__Problem__:
Scan the listing below and copy every line holding "документов".

__Provided data__:
>>>
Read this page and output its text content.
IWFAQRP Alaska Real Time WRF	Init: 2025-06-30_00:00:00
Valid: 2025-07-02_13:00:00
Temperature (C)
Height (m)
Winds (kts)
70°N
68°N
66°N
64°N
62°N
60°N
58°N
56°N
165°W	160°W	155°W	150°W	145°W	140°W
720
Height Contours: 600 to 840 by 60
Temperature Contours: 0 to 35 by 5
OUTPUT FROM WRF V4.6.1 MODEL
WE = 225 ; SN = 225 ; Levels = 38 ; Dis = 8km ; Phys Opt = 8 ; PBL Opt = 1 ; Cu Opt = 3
<<<
>>>
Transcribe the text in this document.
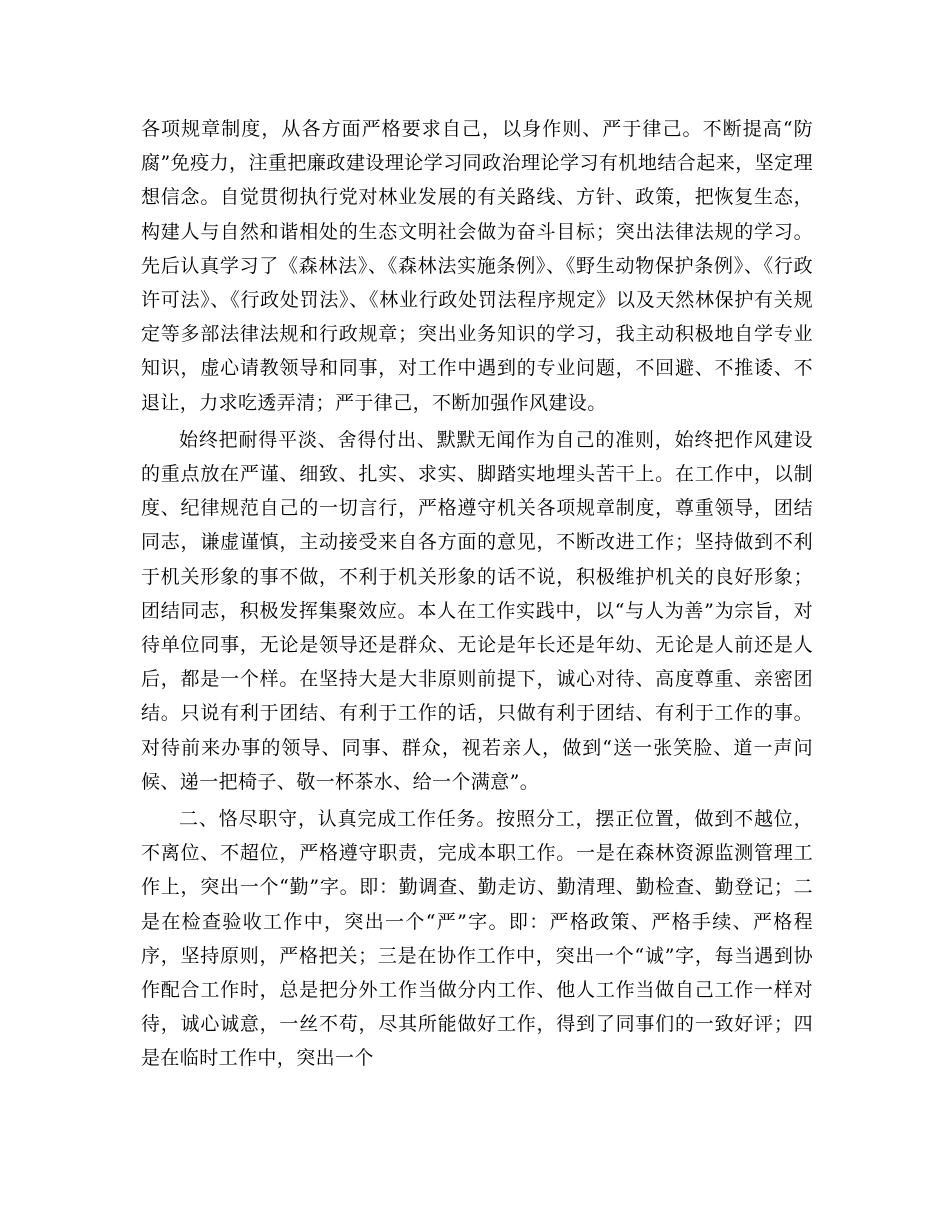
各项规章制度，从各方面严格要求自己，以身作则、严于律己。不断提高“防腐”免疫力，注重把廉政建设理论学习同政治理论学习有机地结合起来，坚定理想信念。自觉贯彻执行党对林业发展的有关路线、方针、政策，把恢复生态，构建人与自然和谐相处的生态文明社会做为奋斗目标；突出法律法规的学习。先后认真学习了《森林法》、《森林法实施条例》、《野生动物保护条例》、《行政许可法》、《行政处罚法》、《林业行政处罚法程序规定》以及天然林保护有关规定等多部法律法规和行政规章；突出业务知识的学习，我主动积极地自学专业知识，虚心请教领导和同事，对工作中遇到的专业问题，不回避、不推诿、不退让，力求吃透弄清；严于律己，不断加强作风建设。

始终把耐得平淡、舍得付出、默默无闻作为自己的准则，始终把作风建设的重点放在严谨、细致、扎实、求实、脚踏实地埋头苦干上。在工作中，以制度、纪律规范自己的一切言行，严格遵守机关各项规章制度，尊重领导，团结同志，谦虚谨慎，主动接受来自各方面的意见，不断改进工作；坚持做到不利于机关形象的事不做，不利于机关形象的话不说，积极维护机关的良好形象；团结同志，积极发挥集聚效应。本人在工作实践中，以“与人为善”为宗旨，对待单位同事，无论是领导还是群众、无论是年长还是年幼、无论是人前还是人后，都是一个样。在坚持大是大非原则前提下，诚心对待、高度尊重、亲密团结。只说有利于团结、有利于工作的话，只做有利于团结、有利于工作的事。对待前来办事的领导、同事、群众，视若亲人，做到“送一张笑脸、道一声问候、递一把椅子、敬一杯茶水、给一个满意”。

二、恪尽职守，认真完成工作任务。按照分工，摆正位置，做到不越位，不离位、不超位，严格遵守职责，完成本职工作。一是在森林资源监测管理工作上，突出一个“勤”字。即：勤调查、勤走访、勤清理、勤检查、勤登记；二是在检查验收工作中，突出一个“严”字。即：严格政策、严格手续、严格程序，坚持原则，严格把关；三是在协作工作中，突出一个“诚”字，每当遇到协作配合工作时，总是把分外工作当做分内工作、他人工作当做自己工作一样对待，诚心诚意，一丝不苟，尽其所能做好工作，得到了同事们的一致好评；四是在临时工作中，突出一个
<<<
>>>
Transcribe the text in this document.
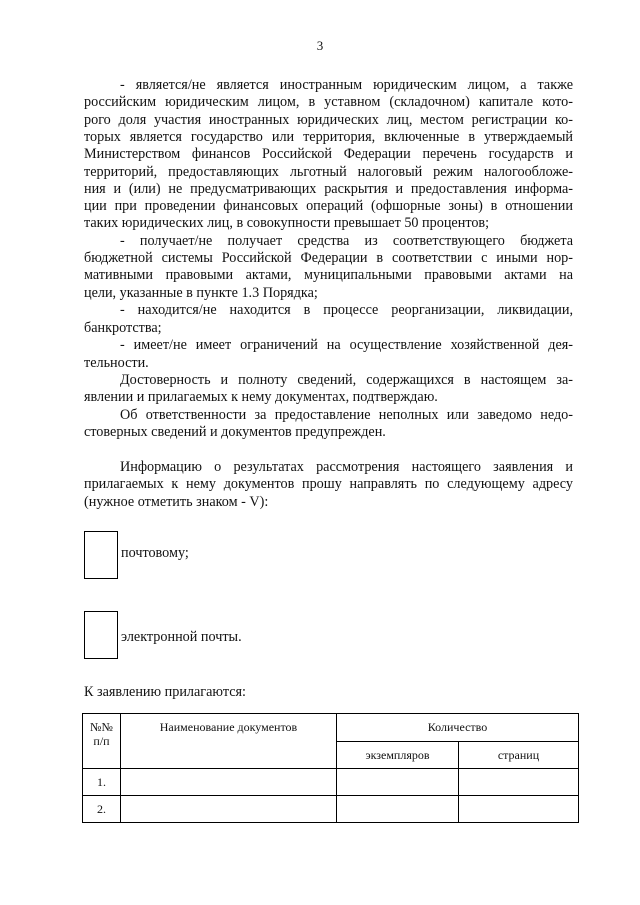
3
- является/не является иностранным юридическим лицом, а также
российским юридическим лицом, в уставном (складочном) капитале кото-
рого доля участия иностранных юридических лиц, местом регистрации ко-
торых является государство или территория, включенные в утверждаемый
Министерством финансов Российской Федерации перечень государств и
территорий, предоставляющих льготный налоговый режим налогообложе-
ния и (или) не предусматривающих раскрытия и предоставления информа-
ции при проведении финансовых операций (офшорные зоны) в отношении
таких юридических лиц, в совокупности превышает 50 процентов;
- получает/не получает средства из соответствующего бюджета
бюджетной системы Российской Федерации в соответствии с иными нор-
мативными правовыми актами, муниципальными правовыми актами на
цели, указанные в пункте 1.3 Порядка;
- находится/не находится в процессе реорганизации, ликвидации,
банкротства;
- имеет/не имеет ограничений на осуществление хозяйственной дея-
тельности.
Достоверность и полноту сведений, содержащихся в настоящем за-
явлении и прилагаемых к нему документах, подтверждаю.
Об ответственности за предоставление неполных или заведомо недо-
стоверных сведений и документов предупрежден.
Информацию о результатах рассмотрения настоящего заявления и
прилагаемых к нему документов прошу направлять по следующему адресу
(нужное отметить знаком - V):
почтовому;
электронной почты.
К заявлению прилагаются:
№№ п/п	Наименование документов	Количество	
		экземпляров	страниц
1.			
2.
<<<
__Answer to this exercise__:
стоверных сведений и документов предупрежден.
прилагаемых к нему документов прошу направлять по следующему адресу
№№ п/п	Наименование документов	Количество	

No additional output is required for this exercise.